**EXERCISE DATA**:
BEGIN

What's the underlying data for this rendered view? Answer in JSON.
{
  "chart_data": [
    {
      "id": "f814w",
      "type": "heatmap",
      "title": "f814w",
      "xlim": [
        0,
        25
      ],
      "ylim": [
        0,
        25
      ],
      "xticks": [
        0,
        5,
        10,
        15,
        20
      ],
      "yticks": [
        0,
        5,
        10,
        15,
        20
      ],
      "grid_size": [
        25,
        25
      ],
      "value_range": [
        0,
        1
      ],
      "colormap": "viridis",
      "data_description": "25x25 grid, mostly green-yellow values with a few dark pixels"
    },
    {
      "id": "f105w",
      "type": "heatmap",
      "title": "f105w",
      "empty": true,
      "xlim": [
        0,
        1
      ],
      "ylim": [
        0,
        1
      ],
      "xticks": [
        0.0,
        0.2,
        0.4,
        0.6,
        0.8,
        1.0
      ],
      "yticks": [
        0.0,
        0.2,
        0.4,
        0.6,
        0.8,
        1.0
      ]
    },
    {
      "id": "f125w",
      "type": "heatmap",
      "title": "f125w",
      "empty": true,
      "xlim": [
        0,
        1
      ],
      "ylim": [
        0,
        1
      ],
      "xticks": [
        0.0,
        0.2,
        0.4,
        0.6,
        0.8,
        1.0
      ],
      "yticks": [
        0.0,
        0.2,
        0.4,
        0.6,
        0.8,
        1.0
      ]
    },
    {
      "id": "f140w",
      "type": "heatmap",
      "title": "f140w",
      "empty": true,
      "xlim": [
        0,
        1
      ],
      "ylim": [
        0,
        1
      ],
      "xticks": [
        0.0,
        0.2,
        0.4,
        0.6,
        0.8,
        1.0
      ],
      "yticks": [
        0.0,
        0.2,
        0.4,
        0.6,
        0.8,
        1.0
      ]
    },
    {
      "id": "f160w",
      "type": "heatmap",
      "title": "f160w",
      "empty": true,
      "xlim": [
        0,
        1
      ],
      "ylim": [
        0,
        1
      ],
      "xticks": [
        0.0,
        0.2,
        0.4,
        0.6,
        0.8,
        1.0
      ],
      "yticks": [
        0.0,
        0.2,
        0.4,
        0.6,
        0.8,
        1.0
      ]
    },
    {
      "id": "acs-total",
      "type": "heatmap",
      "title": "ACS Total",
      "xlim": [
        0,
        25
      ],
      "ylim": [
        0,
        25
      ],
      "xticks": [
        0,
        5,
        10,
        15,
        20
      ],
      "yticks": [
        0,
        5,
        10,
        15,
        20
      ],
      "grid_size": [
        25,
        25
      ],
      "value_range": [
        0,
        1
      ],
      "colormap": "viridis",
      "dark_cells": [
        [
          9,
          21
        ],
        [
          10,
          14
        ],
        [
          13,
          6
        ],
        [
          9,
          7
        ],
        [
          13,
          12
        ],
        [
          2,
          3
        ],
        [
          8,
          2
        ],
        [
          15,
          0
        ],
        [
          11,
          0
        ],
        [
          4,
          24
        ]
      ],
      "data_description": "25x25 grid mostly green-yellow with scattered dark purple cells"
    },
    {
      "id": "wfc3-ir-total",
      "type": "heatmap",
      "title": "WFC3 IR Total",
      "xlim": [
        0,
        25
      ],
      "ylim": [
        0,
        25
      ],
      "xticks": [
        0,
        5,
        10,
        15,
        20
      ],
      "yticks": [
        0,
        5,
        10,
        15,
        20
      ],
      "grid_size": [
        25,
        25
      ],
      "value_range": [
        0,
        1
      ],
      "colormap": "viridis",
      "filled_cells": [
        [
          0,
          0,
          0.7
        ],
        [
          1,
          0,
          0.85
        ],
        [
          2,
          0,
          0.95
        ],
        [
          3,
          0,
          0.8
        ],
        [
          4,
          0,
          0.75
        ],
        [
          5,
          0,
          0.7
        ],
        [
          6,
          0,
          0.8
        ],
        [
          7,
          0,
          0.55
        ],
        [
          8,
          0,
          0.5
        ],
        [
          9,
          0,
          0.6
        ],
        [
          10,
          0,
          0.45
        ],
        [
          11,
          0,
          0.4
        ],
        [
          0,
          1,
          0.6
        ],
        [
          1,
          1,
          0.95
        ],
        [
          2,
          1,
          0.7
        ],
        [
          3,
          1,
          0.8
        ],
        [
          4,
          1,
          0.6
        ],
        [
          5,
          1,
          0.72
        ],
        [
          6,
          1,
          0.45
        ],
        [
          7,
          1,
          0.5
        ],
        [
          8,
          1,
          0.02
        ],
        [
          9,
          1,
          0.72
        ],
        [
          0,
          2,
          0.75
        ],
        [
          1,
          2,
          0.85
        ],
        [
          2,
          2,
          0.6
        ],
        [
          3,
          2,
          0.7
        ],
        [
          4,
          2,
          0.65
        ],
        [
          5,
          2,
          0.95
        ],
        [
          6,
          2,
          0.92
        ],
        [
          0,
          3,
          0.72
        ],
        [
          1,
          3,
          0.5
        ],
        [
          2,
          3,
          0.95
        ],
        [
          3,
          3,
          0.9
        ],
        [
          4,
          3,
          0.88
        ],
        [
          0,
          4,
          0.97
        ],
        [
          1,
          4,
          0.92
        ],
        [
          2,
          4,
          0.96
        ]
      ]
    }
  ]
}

END

**YOUR GOAL**:
Without changing a word, print all of the entries above.

**SOLUTION**:
What's the underlying data for this rendered view? Answer in JSON.
{
  "chart_data": [
    {
      "id": "f814w",
      "type": "heatmap",
      "title": "f814w",
      "xlim": [
        0,
        25
      ],
      "ylim": [
        0,
        25
      ],
      "xticks": [
        0,
        5,
        10,
        15,
        20
      ],
      "yticks": [
        0,
        5,
        10,
        15,
        20
      ],
      "grid_size": [
        25,
        25
      ],
      "value_range": [
        0,
        1
      ],
      "colormap": "viridis",
      "data_description": "25x25 grid, mostly green-yellow values with a few dark pixels"
    },
    {
      "id": "f105w",
      "type": "heatmap",
      "title": "f105w",
      "empty": true,
      "xlim": [
        0,
        1
      ],
      "ylim": [
        0,
        1
      ],
      "xticks": [
        0.0,
        0.2,
        0.4,
        0.6,
        0.8,
        1.0
      ],
      "yticks": [
        0.0,
        0.2,
        0.4,
        0.6,
        0.8,
        1.0
      ]
    },
    {
      "id": "f125w",
      "type": "heatmap",
      "title": "f125w",
      "empty": true,
      "xlim": [
        0,
        1
      ],
      "ylim": [
        0,
        1
      ],
      "xticks": [
        0.0,
        0.2,
        0.4,
        0.6,
        0.8,
        1.0
      ],
      "yticks": [
        0.0,
        0.2,
        0.4,
        0.6,
        0.8,
        1.0
      ]
    },
    {
      "id": "f140w",
      "type": "heatmap",
      "title": "f140w",
      "empty": true,
      "xlim": [
        0,
        1
      ],
      "ylim": [
        0,
        1
      ],
      "xticks": [
        0.0,
        0.2,
        0.4,
        0.6,
        0.8,
        1.0
      ],
      "yticks": [
        0.0,
        0.2,
        0.4,
        0.6,
        0.8,
        1.0
      ]
    },
    {
      "id": "f160w",
      "type": "heatmap",
      "title": "f160w",
      "empty": true,
      "xlim": [
        0,
        1
      ],
      "ylim": [
        0,
        1
      ],
      "xticks": [
        0.0,
        0.2,
        0.4,
        0.6,
        0.8,
        1.0
      ],
      "yticks": [
        0.0,
        0.2,
        0.4,
        0.6,
        0.8,
        1.0
      ]
    },
    {
      "id": "acs-total",
      "type": "heatmap",
      "title": "ACS Total",
      "xlim": [
        0,
        25
      ],
      "ylim": [
        0,
        25
      ],
      "xticks": [
        0,
        5,
        10,
        15,
        20
      ],
      "yticks": [
        0,
        5,
        10,
        15,
        20
      ],
      "grid_size": [
        25,
        25
      ],
      "value_range": [
        0,
        1
      ],
      "colormap": "viridis",
      "dark_cells": [
        [
          9,
          21
        ],
        [
          10,
          14
        ],
        [
          13,
          6
        ],
        [
          9,
          7
        ],
        [
          13,
          12
        ],
        [
          2,
          3
        ],
        [
          8,
          2
        ],
        [
          15,
          0
        ],
        [
          11,
          0
        ],
        [
          4,
          24
        ]
      ],
      "data_description": "25x25 grid mostly green-yellow with scattered dark purple cells"
    },
    {
      "id": "wfc3-ir-total",
      "type": "heatmap",
      "title": "WFC3 IR Total",
      "xlim": [
        0,
        25
      ],
      "ylim": [
        0,
        25
      ],
      "xticks": [
        0,
        5,
        10,
        15,
        20
      ],
      "yticks": [
        0,
        5,
        10,
        15,
        20
      ],
      "grid_size": [
        25,
        25
      ],
      "value_range": [
        0,
        1
      ],
      "colormap": "viridis",
      "filled_cells": [
        [
          0,
          0,
          0.7
        ],
        [
          1,
          0,
          0.85
        ],
        [
          2,
          0,
          0.95
        ],
        [
          3,
          0,
          0.8
        ],
        [
          4,
          0,
          0.75
        ],
        [
          5,
          0,
          0.7
        ],
        [
          6,
          0,
          0.8
        ],
        [
          7,
          0,
          0.55
        ],
        [
          8,
          0,
          0.5
        ],
        [
          9,
          0,
          0.6
        ],
        [
          10,
          0,
          0.45
        ],
        [
          11,
          0,
          0.4
        ],
        [
          0,
          1,
          0.6
        ],
        [
          1,
          1,
          0.95
        ],
        [
          2,
          1,
          0.7
        ],
        [
          3,
          1,
          0.8
        ],
        [
          4,
          1,
          0.6
        ],
        [
          5,
          1,
          0.72
        ],
        [
          6,
          1,
          0.45
        ],
        [
          7,
          1,
          0.5
        ],
        [
          8,
          1,
          0.02
        ],
        [
          9,
          1,
          0.72
        ],
        [
          0,
          2,
          0.75
        ],
        [
          1,
          2,
          0.85
        ],
        [
          2,
          2,
          0.6
        ],
        [
          3,
          2,
          0.7
        ],
        [
          4,
          2,
          0.65
        ],
        [
          5,
          2,
          0.95
        ],
        [
          6,
          2,
          0.92
        ],
        [
          0,
          3,
          0.72
        ],
        [
          1,
          3,
          0.5
        ],
        [
          2,
          3,
          0.95
        ],
        [
          3,
          3,
          0.9
        ],
        [
          4,
          3,
          0.88
        ],
        [
          0,
          4,
          0.97
        ],
        [
          1,
          4,
          0.92
        ],
        [
          2,
          4,
          0.96
        ]
      ]
    }
  ]
}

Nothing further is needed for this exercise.